### WORK INSTRUCTIONS
Please render the span that opens with the line containing "x-tick-label: 4.5 (54, 382, 80, 400)" and closes with the line containing "Give me the" as a Markdown table. Use two columns, Number and Text, and skip any blank lines.

[Items from a dataset]
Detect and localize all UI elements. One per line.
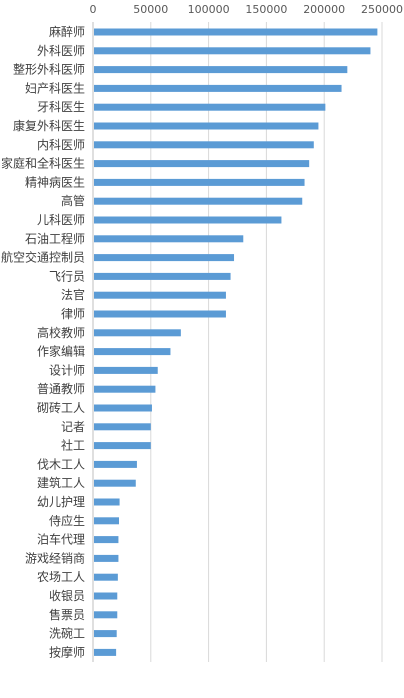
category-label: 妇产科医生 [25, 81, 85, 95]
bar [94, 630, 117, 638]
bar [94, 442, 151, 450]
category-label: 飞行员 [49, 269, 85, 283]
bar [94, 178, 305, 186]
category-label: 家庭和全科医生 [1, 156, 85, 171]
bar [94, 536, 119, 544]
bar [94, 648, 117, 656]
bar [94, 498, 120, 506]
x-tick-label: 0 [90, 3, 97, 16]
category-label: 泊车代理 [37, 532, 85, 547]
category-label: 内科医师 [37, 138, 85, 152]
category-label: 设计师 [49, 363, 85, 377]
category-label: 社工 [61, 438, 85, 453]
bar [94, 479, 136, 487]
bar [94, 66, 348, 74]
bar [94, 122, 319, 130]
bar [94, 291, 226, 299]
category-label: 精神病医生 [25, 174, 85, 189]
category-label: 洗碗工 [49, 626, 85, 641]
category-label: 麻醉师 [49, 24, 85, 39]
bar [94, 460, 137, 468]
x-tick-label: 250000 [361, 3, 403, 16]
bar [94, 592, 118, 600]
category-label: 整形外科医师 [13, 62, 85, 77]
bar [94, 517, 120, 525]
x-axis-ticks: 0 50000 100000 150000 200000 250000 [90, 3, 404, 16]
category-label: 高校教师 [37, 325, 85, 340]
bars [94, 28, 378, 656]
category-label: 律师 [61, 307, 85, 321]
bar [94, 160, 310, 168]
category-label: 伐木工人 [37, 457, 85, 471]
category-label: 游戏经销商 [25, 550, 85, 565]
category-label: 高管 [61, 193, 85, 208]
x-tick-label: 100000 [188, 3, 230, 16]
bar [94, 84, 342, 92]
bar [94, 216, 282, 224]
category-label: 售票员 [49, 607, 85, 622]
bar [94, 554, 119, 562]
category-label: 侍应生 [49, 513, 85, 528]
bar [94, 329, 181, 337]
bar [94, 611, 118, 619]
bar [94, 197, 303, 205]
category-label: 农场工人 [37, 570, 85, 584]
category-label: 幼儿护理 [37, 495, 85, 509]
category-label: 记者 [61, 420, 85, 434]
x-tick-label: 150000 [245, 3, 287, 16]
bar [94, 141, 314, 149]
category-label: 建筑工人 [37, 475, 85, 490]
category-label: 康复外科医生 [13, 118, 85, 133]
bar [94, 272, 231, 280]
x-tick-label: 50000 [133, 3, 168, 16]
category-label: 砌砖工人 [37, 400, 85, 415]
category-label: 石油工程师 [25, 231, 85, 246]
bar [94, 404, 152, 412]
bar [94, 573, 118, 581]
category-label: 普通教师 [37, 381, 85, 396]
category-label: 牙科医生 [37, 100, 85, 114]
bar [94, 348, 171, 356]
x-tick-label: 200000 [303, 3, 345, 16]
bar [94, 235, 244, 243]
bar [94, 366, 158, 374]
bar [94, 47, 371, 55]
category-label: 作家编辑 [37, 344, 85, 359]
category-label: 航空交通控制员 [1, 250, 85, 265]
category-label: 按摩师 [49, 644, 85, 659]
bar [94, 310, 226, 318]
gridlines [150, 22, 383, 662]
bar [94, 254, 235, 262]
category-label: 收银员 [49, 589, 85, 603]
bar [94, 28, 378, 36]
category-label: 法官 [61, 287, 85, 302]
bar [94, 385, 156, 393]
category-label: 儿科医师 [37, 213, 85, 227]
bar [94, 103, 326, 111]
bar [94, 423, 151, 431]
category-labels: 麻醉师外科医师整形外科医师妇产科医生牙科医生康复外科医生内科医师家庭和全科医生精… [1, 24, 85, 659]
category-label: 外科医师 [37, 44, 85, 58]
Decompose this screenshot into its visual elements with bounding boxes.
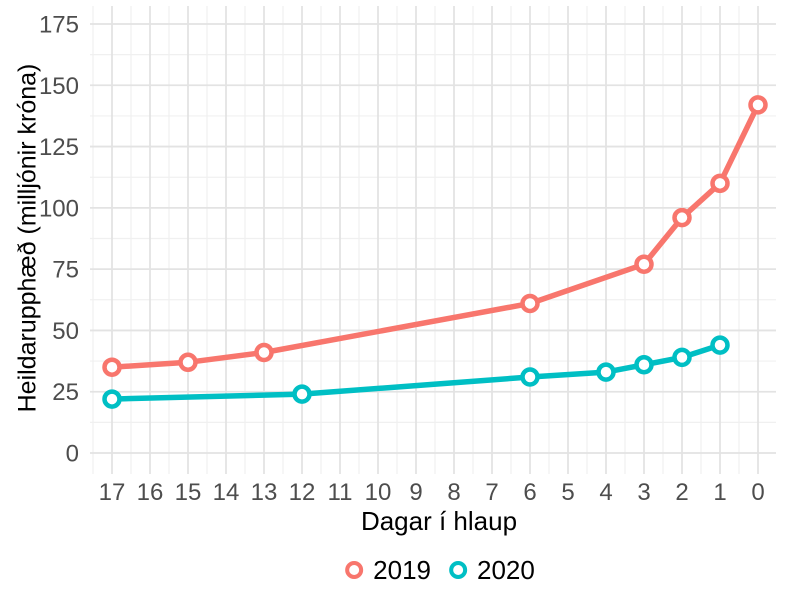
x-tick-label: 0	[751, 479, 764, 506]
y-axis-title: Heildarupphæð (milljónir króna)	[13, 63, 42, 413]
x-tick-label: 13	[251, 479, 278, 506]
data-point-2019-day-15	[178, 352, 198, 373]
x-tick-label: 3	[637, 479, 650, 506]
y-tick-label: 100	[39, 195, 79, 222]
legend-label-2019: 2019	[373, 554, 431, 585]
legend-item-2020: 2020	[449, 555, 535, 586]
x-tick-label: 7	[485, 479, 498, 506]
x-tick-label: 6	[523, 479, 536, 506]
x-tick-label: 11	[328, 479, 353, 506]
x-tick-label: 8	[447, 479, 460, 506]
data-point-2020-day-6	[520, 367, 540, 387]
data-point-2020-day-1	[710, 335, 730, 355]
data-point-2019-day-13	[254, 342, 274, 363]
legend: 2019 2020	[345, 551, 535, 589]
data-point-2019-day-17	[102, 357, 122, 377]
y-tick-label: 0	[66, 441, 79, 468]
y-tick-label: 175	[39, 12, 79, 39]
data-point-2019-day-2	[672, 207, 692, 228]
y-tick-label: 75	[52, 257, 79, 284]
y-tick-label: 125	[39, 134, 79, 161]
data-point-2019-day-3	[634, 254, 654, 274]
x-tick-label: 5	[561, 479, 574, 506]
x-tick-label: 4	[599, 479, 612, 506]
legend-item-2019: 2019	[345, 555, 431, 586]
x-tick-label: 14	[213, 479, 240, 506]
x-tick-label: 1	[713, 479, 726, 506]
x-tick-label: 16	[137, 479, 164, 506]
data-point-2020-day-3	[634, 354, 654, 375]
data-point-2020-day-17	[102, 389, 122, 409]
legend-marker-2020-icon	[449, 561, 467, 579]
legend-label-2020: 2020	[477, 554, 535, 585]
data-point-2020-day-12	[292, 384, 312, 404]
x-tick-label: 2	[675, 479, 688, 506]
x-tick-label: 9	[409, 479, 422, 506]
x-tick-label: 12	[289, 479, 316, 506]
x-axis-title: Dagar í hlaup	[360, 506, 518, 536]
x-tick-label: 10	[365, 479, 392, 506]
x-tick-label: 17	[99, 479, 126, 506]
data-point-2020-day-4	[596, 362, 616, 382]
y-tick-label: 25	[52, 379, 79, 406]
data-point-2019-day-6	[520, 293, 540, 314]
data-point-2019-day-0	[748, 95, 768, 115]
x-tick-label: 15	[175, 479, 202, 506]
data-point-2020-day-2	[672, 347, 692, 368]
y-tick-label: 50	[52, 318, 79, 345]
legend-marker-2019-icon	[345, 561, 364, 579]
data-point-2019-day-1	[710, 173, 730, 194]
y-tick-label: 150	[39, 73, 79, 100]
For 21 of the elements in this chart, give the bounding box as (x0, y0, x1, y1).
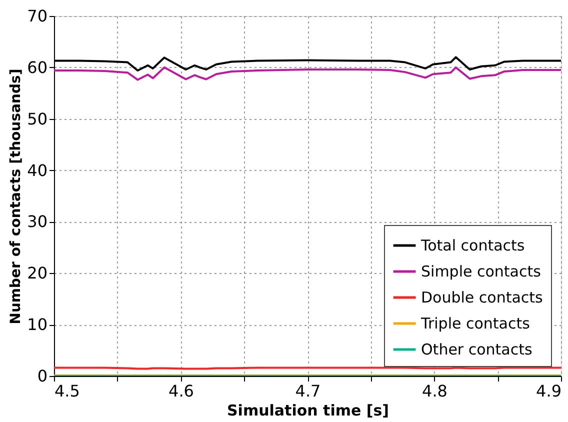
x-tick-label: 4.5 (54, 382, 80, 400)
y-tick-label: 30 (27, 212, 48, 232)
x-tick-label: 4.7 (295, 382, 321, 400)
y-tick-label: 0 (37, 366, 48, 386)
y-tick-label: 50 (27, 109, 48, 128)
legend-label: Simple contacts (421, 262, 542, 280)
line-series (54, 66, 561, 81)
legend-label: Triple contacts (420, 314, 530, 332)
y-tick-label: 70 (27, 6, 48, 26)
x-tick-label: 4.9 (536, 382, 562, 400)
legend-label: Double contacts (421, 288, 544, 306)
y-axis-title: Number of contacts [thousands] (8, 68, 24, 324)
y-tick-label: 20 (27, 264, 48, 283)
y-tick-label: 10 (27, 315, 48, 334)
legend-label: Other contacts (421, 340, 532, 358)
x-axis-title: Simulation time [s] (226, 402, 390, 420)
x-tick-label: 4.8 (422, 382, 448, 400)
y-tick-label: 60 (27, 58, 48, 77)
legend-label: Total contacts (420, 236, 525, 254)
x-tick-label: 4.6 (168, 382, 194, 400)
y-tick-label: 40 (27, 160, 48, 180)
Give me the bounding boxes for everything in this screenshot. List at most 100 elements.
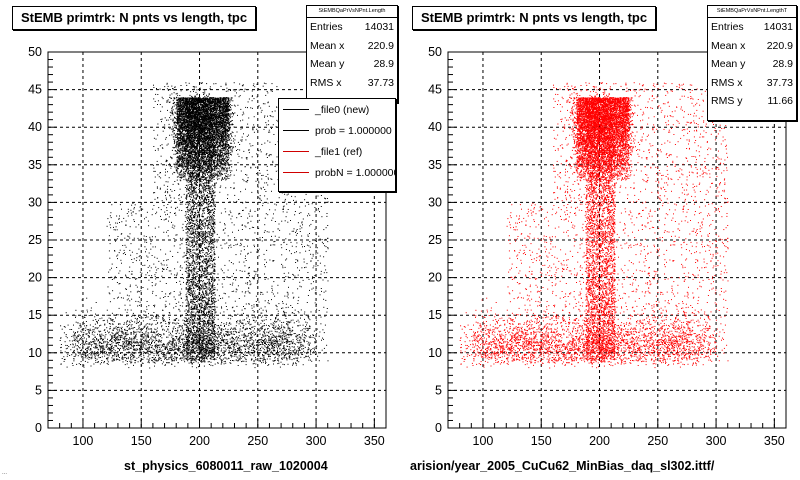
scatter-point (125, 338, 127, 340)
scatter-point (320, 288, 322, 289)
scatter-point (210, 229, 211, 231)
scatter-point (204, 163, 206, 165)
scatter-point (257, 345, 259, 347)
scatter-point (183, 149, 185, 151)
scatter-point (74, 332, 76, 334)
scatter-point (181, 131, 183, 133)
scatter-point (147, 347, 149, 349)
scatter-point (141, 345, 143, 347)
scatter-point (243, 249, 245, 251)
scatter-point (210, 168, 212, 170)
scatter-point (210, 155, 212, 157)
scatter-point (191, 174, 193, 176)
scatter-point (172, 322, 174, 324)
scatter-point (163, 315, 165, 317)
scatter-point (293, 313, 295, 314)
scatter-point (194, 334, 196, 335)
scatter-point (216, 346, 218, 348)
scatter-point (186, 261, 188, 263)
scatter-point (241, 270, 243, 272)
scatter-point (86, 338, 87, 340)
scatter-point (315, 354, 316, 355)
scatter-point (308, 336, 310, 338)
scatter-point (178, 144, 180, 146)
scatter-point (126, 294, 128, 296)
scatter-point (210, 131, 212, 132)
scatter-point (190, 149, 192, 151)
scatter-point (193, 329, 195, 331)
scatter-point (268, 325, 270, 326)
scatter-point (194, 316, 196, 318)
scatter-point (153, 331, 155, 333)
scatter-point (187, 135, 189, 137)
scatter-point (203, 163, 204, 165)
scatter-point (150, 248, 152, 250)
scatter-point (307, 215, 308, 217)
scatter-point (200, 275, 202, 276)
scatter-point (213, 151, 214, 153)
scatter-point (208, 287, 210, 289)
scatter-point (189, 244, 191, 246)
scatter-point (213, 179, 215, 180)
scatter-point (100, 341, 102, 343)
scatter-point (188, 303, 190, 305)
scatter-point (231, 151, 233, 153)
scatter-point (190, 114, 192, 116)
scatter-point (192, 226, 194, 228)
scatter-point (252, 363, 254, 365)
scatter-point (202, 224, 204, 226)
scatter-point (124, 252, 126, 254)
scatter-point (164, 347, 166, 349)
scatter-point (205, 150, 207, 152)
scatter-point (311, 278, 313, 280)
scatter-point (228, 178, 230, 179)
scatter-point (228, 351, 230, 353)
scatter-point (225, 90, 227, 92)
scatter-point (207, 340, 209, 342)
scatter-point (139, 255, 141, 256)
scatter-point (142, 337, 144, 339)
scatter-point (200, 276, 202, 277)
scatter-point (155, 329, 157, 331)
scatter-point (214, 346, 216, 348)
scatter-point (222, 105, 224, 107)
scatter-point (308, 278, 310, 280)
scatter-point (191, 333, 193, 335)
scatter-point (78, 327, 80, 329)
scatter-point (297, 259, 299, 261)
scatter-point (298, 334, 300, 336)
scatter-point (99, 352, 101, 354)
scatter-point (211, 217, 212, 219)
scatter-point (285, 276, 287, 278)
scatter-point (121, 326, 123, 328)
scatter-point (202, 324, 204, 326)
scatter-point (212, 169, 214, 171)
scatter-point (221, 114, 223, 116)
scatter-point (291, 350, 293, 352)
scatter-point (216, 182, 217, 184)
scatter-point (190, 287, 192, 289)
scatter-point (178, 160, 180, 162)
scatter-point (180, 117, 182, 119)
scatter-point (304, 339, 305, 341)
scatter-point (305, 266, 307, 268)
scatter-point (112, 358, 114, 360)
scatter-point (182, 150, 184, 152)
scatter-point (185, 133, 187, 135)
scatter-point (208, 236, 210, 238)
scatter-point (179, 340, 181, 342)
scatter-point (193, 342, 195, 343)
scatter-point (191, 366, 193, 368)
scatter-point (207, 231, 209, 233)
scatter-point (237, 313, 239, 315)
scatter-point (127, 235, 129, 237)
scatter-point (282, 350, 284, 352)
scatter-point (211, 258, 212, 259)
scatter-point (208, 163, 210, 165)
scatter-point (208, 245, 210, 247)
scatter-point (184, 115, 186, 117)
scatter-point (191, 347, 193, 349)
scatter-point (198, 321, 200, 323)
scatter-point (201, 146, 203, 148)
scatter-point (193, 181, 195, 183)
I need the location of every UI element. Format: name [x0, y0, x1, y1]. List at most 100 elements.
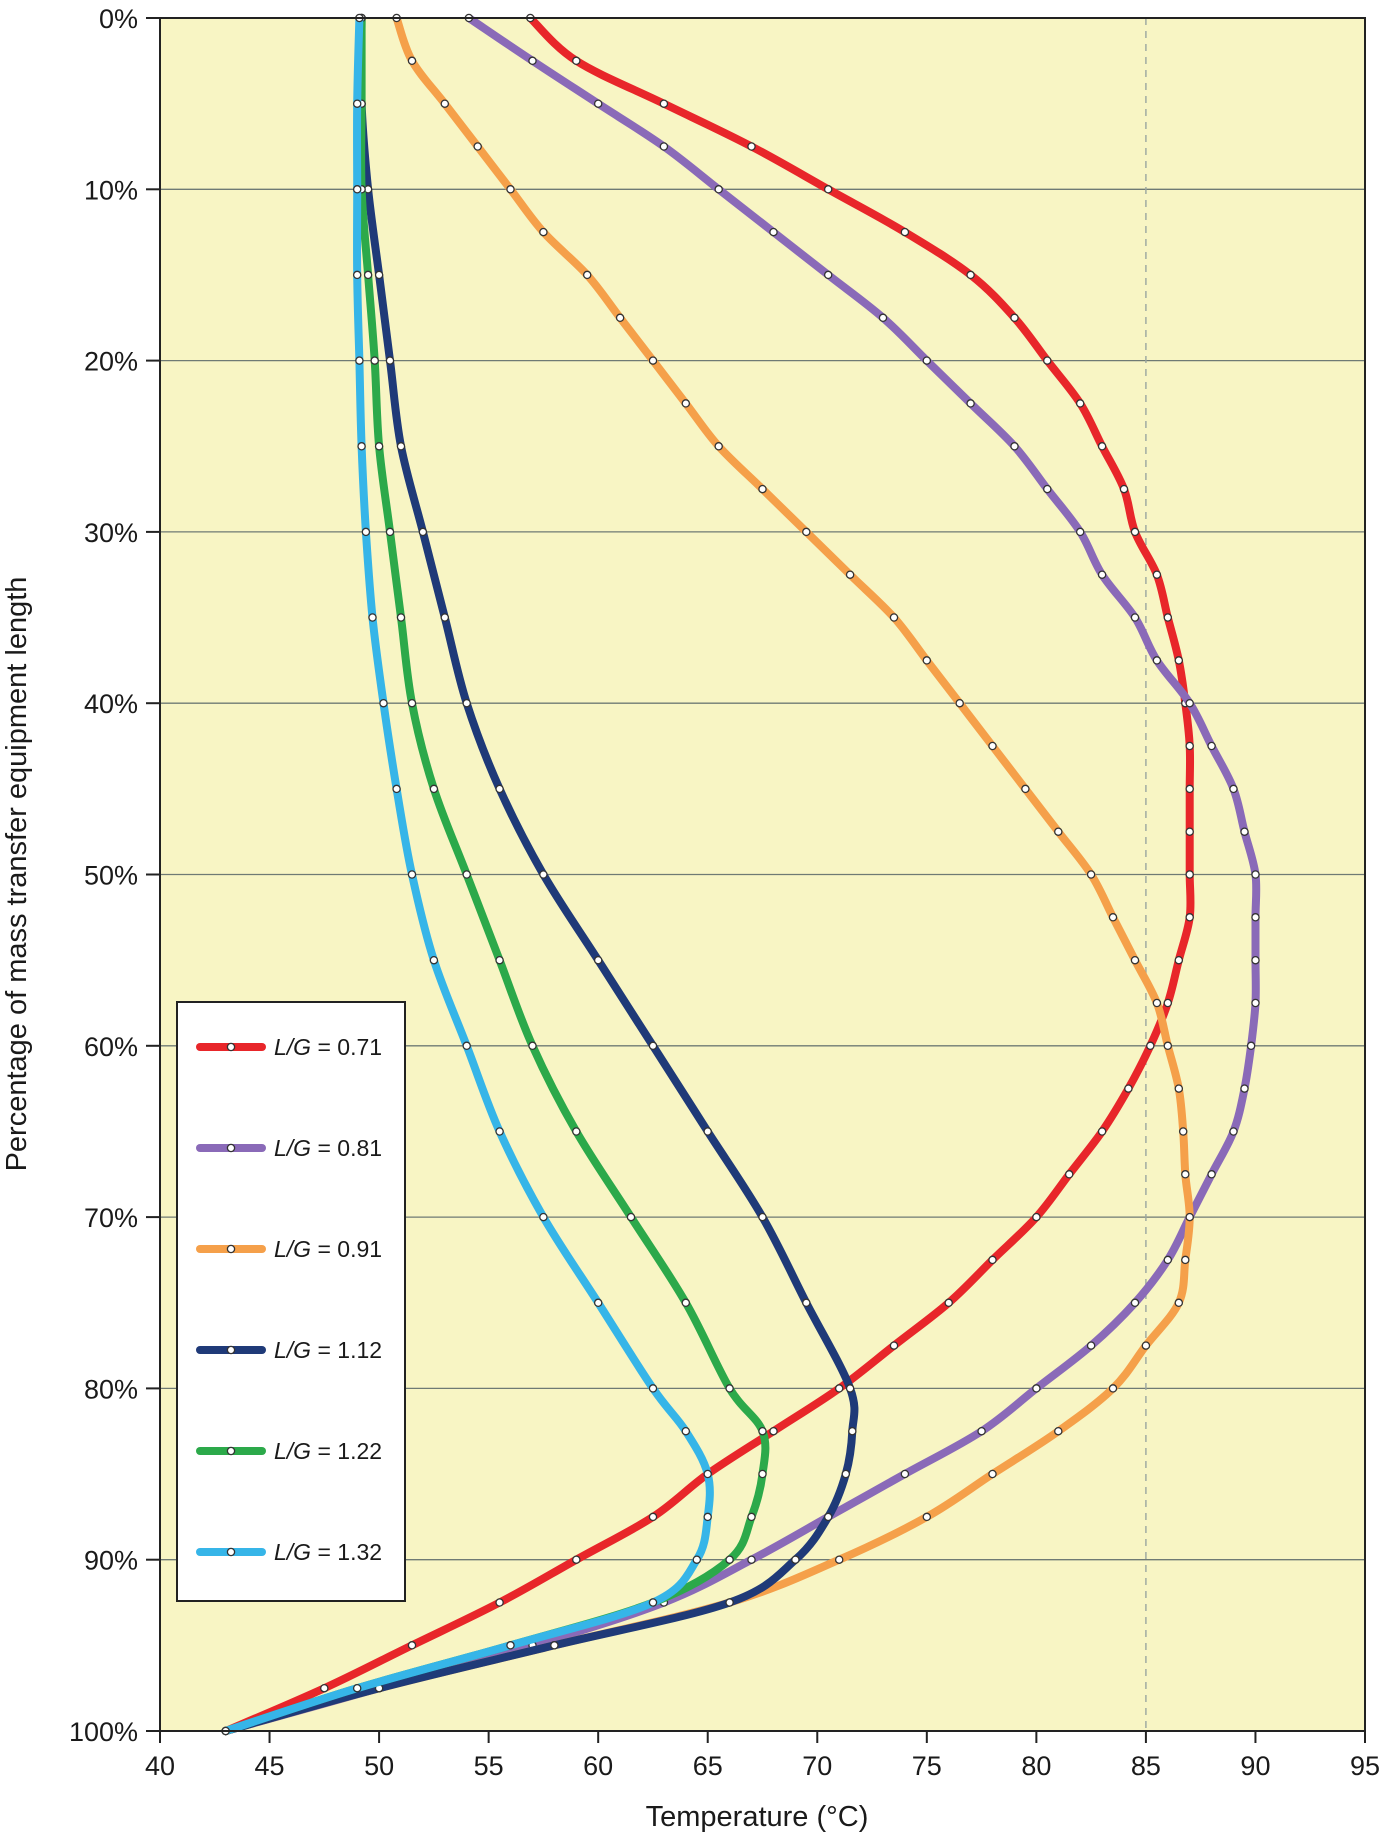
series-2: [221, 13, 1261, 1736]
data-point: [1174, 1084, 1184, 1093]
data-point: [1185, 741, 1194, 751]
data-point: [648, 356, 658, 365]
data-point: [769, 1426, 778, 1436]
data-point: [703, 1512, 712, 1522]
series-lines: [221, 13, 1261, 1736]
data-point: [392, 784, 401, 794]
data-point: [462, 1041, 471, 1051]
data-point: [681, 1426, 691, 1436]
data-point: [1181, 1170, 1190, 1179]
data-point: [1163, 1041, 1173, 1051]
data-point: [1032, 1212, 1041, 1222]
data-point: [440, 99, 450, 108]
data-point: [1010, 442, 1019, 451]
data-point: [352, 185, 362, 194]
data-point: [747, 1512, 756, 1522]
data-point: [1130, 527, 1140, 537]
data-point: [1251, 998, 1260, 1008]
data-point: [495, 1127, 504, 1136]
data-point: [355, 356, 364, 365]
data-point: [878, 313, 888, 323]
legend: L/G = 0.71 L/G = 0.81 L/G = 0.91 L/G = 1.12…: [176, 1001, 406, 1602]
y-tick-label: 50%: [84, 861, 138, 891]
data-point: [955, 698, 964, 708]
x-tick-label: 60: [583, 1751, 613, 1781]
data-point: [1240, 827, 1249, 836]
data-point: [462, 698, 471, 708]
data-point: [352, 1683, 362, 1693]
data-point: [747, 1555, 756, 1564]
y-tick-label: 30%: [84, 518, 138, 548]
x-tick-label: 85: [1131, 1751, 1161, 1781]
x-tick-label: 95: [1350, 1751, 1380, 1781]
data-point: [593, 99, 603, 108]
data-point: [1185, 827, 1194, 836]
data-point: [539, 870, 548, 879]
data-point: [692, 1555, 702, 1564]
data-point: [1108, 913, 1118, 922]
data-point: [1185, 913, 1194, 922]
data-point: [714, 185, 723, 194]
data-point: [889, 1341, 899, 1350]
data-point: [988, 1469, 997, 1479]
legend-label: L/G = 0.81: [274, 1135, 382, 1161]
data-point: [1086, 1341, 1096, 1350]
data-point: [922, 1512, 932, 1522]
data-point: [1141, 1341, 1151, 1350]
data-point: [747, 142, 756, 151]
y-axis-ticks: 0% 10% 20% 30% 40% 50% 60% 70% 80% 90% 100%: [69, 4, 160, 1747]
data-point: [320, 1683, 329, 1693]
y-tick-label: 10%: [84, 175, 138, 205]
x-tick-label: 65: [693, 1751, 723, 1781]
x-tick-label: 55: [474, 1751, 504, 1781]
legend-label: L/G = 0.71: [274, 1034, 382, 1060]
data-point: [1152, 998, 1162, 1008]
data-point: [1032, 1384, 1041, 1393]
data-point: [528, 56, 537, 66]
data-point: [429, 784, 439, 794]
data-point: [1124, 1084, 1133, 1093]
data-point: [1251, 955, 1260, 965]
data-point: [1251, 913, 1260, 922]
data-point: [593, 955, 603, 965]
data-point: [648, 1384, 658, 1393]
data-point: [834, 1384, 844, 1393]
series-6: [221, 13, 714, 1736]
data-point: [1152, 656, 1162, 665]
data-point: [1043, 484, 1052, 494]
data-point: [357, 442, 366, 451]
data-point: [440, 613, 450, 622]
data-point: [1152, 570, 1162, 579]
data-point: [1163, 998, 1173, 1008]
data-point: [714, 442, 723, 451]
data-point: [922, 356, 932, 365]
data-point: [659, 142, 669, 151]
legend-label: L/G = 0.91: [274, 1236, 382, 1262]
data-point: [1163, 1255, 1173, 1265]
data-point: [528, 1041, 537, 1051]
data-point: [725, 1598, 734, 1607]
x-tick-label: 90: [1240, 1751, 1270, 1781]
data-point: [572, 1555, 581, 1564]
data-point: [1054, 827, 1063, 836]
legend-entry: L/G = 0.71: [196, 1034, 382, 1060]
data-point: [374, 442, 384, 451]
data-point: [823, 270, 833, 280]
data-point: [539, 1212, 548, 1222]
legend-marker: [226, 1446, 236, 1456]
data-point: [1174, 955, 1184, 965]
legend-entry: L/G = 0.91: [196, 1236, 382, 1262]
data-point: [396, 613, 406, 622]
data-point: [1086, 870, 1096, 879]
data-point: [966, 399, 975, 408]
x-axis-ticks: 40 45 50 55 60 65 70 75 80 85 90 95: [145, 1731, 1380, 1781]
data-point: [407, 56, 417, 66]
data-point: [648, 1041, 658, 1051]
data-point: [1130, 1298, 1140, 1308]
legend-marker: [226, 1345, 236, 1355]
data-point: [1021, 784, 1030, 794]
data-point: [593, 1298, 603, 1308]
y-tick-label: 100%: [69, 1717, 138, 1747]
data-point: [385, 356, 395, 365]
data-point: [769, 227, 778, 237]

### SOLUTION FOR THIS PROBLEM
| Number | Text |
|---|---|
| 1 | x-tick-label: 4.5 (54, 382, 80, 400) |
| 2 | y-tick-label: 30 (27, 212, 48, 232) |
| 3 | x-tick-label: 4.7 (295, 382, 321, 400) |
| 4 | y-tick-label: 0 (37, 366, 48, 386) |
| 5 | y-tick-label: 50 (27, 109, 48, 128) |
| 6 | legend-label: Simple contacts (421, 262, 542, 280) |
| 7 | line-series (54, 66, 561, 81) |
| 8 | legend-label: Triple contacts (420, 314, 530, 332) |
| 9 | y-tick-label: 70 (27, 6, 48, 26) |
| 10 | x-tick-label: 4.9 (536, 382, 562, 400) |
| 11 | legend-label: Double contacts (421, 288, 544, 306) |
| 12 | y-axis-title: Number of contacts [thousands] (8, 68, 24, 324) |
| 13 | y-tick-label: 20 (27, 264, 48, 283) |
| 14 | y-tick-label: 10 (27, 315, 48, 334) |
| 15 | legend-label: Other contacts (421, 340, 532, 358) |
| 16 | x-axis-title: Simulation time [s] (226, 402, 390, 420) |
| 17 | x-tick-label: 4.8 (422, 382, 448, 400) |
| 18 | y-tick-label: 60 (27, 58, 48, 77) |
| 19 | legend-label: Total contacts (420, 236, 525, 254) |
| 20 | x-tick-label: 4.6 (168, 382, 194, 400) |
| 21 | y-tick-label: 40 (27, 160, 48, 180) |
| 22 | Give me the bounding boxes for everything in this screenshot. List at most 100 elements. |